-- Supplied entries start --

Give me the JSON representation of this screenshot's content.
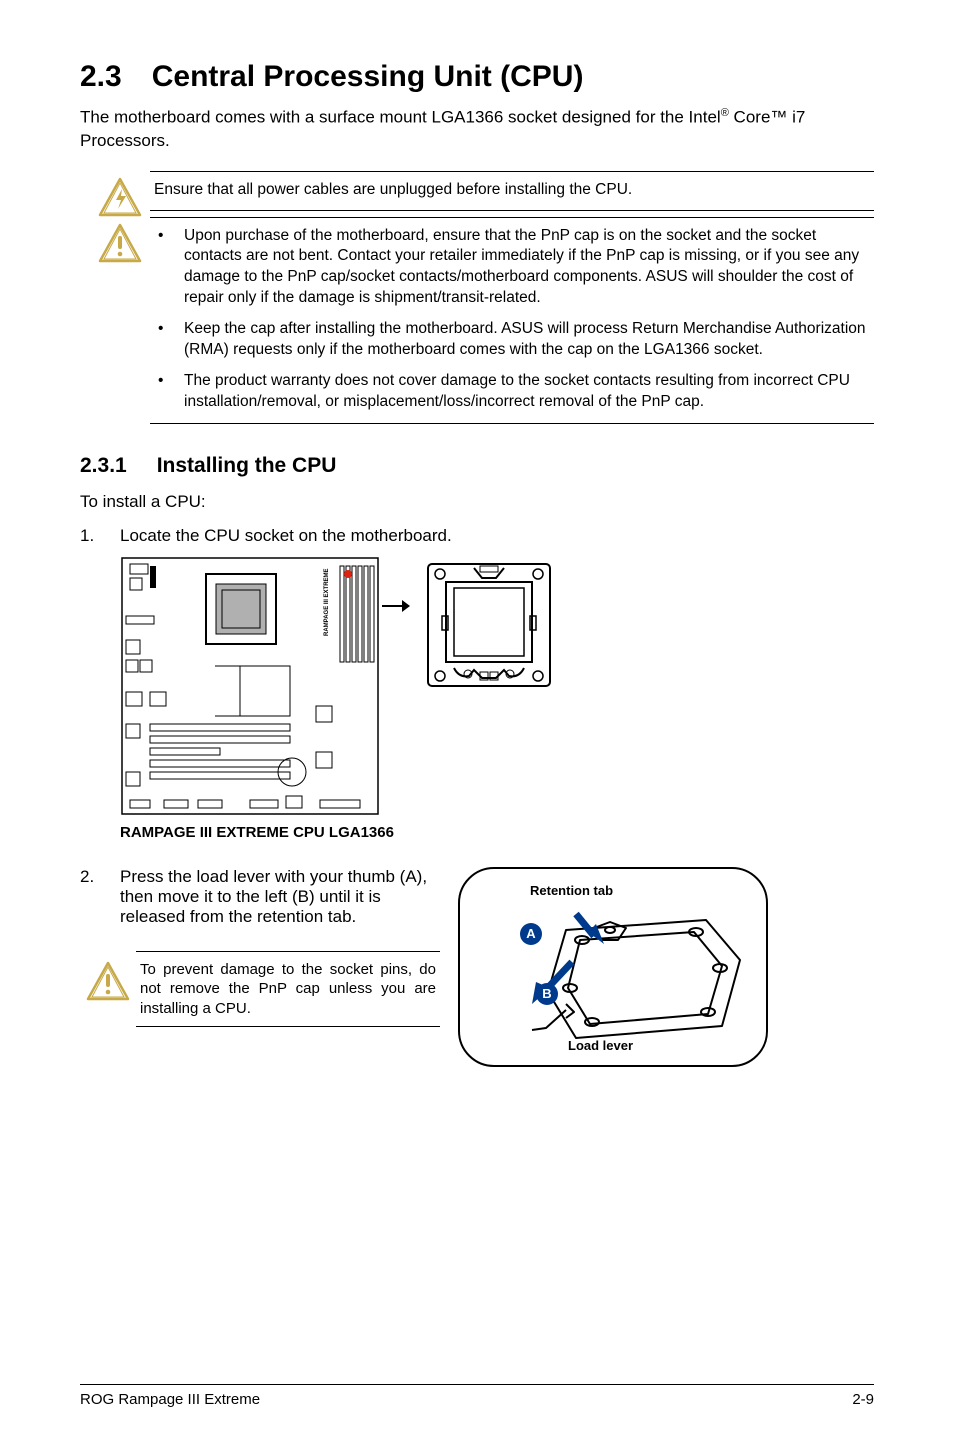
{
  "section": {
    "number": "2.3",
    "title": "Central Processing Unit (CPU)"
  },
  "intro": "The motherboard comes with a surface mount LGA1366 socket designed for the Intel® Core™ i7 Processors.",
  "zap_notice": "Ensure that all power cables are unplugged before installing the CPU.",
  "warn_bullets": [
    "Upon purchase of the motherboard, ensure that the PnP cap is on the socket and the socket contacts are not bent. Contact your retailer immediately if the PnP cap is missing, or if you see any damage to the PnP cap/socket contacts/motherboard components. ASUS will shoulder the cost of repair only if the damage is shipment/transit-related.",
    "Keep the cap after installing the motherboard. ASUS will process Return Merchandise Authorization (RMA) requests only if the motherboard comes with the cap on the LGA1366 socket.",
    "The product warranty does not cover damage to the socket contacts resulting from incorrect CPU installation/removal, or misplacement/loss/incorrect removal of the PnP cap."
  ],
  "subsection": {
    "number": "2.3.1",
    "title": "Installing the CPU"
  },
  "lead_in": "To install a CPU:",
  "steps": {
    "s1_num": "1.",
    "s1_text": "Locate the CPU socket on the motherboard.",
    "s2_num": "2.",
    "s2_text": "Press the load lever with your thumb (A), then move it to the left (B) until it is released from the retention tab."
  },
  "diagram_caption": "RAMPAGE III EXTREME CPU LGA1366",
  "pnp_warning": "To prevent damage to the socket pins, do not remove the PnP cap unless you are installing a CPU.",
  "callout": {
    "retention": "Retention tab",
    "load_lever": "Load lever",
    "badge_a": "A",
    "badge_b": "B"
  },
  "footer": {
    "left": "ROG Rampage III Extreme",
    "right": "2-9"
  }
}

-- Supplied entries end --

What to produce: Return the lines of the records that include the string "left".

Solution to this task:
    "s2_text": "Press the load lever with your thumb (A), then move it to the left (B) until it is released from the retention tab."
    "left": "ROG Rampage III Extreme",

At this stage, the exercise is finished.